**TEXTO PROPORCIONADO**
□ □ □

El racionalismo conduce al ideal de crear una norma que tenga una lógica interna a partir de la cual
es posible deducir la solución legal para el caso concreto, que implica concebir la actividad del jurista como
una técnica esencialmente lógica (más que como un arte prudencial dirigido a conocer la dimensión jurídica
inherente a la misma realidad concreta que aparece). Para que la solución jurídica se deduzca de la norma,
la sistematicidad y la lógica interna del código adquieren en esta línea de pensamiento una gran importancia.
Por lo tanto, el intérprete tendrá que atribuir un gran peso para el lugar sistemático ocupado por la norma
interpretada. Además, tanto en el campo científico como en la práctica legal, viene favorecido el
conceptualismo jurídico, que consiste en la elaboración de conceptos (algunos fijados por el código) que se
aplicarán en las soluciones casos concretos.
La elaboración de categorías conceptuales, de hecho, es esencial para progresar en el trabajo
científico, pero existe el peligro de quedarse en un nivel demasiado abstracto, lejos de la realidad, que
incluso podría desembocar en un forzamiento de la misma realidad si uno la quisiera enmarcar a toda costa
en modelos ideales preconcebidos; el peligro se exacerba en el caso del jurista práctico, que corre el riesgo
de aplicar nociones a priori a los casos reales sin tomar en consideración todas las exigencias de justicia
inherentes a las particularidades de la realidad.

□ □ □

**DATOS REGISTRADOS**
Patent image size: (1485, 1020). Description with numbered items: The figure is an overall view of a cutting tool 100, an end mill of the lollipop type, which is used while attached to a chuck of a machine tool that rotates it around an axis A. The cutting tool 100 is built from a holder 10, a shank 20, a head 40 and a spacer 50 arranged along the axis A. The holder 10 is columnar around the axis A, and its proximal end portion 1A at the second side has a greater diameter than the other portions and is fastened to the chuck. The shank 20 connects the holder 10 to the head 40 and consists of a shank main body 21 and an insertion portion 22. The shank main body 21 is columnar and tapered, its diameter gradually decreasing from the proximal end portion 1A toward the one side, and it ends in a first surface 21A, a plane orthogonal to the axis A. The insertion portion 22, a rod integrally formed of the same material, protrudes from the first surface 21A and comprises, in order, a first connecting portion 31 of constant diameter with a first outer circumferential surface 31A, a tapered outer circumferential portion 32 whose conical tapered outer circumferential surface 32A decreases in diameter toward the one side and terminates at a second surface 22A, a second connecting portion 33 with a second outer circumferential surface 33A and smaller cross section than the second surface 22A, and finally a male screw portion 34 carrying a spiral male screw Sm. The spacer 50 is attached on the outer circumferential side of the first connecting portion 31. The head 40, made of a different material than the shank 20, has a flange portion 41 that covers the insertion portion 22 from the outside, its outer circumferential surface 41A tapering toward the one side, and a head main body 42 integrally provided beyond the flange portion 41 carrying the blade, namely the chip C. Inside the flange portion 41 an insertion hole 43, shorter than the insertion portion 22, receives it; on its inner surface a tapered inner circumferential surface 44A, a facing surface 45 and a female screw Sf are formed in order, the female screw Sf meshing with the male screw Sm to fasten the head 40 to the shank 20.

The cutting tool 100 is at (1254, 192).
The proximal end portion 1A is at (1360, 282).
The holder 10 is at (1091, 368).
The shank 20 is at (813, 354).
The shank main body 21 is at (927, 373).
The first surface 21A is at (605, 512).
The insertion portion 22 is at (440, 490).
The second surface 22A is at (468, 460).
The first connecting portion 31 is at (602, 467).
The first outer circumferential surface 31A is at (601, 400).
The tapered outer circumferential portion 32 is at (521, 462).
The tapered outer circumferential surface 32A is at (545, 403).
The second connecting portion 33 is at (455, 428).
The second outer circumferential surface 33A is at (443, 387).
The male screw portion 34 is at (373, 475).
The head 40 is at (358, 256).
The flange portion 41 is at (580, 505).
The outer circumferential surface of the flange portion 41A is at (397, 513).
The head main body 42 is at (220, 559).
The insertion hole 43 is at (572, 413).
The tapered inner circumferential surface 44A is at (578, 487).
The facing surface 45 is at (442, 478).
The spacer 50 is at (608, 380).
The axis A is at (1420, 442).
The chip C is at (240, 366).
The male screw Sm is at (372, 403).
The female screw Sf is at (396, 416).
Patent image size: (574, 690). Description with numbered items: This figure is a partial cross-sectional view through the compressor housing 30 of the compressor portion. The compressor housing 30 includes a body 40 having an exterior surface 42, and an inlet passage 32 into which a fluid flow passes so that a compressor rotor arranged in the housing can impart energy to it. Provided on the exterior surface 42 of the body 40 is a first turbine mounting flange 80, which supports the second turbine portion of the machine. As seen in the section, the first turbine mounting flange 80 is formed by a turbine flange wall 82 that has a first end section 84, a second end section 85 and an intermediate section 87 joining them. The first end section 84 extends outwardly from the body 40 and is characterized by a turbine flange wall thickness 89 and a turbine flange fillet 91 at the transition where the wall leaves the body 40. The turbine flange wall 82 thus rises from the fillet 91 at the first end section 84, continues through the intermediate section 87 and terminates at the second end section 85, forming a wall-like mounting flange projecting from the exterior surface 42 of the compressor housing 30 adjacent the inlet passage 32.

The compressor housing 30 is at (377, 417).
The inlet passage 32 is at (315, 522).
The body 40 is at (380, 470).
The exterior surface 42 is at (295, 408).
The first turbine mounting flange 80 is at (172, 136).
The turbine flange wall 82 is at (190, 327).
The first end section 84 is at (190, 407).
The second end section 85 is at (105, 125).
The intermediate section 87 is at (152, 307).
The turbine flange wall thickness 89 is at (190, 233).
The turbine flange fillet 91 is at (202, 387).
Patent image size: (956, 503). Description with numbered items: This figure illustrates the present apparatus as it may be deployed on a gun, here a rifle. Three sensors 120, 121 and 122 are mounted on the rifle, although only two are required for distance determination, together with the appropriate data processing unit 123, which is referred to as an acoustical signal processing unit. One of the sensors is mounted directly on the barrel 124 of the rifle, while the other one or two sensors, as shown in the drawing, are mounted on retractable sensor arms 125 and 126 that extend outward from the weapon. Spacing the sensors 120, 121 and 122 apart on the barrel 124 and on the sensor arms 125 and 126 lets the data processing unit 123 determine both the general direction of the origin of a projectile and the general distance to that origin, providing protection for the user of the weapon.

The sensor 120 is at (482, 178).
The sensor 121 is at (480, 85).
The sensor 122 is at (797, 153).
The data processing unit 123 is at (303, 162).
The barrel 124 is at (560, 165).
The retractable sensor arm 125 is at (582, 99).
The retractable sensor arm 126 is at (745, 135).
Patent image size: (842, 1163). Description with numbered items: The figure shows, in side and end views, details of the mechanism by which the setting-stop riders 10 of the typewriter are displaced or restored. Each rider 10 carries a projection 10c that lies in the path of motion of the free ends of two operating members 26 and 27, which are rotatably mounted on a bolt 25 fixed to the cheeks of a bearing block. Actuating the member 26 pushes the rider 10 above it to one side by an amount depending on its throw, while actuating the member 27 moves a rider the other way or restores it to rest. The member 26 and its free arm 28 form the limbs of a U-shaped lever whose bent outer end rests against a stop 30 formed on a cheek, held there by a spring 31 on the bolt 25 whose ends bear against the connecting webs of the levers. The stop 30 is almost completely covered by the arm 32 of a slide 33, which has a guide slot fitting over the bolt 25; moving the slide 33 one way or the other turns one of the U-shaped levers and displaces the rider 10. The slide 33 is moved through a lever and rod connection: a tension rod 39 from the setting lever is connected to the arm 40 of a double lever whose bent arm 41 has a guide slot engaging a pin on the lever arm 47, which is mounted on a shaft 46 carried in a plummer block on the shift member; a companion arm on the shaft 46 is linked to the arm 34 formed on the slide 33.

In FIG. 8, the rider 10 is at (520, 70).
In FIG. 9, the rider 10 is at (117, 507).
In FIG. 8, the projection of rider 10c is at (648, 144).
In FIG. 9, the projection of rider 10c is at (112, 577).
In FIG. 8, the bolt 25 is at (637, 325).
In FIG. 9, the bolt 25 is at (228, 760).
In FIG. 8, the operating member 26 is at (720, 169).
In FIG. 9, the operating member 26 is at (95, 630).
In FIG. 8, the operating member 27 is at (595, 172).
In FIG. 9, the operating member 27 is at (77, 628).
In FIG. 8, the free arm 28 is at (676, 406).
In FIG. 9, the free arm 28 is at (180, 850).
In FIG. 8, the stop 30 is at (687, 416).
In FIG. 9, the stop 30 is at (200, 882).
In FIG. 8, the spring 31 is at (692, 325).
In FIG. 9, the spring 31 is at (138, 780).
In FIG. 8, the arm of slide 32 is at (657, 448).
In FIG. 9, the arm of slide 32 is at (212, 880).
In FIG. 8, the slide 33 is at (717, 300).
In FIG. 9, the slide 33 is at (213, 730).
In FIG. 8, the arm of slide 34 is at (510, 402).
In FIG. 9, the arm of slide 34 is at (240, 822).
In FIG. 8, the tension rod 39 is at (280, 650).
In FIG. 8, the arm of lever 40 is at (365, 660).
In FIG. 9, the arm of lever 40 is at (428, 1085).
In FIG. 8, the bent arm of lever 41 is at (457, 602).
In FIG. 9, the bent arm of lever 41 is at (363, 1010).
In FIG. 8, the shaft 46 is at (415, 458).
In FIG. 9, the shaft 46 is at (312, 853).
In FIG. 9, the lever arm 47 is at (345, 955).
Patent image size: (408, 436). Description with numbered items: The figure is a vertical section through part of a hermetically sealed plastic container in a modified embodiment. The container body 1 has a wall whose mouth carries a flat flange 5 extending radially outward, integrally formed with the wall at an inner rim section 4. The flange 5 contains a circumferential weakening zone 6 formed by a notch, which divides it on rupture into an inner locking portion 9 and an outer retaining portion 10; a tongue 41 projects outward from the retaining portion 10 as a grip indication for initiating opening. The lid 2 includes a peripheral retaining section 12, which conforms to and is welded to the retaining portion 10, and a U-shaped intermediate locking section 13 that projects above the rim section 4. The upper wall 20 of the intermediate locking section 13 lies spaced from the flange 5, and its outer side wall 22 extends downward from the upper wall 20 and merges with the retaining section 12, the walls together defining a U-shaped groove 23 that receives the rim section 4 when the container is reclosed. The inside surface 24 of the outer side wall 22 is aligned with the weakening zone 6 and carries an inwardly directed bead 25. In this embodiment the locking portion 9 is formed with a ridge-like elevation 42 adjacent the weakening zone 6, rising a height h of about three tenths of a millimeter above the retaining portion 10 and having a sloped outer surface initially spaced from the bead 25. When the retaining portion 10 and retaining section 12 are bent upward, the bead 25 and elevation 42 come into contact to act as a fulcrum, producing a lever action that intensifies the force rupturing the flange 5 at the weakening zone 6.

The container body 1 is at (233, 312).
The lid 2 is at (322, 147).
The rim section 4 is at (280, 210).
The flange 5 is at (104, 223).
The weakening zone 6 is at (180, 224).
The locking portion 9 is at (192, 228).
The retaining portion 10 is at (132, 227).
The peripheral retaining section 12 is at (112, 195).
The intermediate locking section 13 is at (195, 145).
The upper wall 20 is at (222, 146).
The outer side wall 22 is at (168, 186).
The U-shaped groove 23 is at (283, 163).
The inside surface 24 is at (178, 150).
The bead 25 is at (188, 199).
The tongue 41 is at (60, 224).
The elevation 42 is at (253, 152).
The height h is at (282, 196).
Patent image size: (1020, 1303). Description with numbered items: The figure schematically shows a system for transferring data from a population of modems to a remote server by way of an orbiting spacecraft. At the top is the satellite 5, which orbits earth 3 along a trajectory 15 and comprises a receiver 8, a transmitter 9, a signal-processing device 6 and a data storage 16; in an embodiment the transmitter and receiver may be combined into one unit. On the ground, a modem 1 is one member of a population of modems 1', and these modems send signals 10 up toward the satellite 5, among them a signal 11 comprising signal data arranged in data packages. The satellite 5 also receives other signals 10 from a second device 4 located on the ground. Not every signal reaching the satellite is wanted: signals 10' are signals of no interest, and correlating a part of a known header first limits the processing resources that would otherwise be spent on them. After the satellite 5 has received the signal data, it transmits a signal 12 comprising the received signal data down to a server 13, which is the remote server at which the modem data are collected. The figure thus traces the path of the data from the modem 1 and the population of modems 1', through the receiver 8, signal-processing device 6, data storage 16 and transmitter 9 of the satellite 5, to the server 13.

□ □ □

**TAREA A**
En el texto sobre el racionalismo jurídico, ¿cómo se concibe la actividad del jurista?
**TAREA B**
Prosigue el texto sobre el racionalismo jurídico a partir de su última oración.

**RESULTADO A**
Como una técnica esencialmente lógica, más que como un arte prudencial.

**RESULTADO B**
Un objetivo de la codificación, en un nivel práctico, es simplificar el sistema regulatorio y hacerlo
aplicable en modo más automático. En este sentido, la codificación ciertamente beneficia la seguridad
jurídica, en cuanto dispone de un cuerpo normativo claro. Sin embargo el problema surge cuando uno quiere
establecer la seguridad jurídica solamente sobre el imperio de la ley, es decir, sobre el hecho que existe un
código claro, ya que entonces quedaría la cuestión de cómo garantizar con seguridad que tal ley es realmente
justa, que en realidad es el problema de la precaria fundación de la concepción positivista del derecho.
Aparte de los presupuestos ideológicos de los cuales se mueve, va reconocido la utilidad práctica de
los códigos. Ellos han demostrado ser buenas herramientas para ordenar muchos aspectos de la vida social.
No es de extrañar que el mismo Papa Gregorio XVI lo utilizó, cuando en 1834 promulgó el Código (de
naturaleza civil) para los Estados de la Iglesia, divididos en tres partes: civil, órganos judiciales y normas
procesales.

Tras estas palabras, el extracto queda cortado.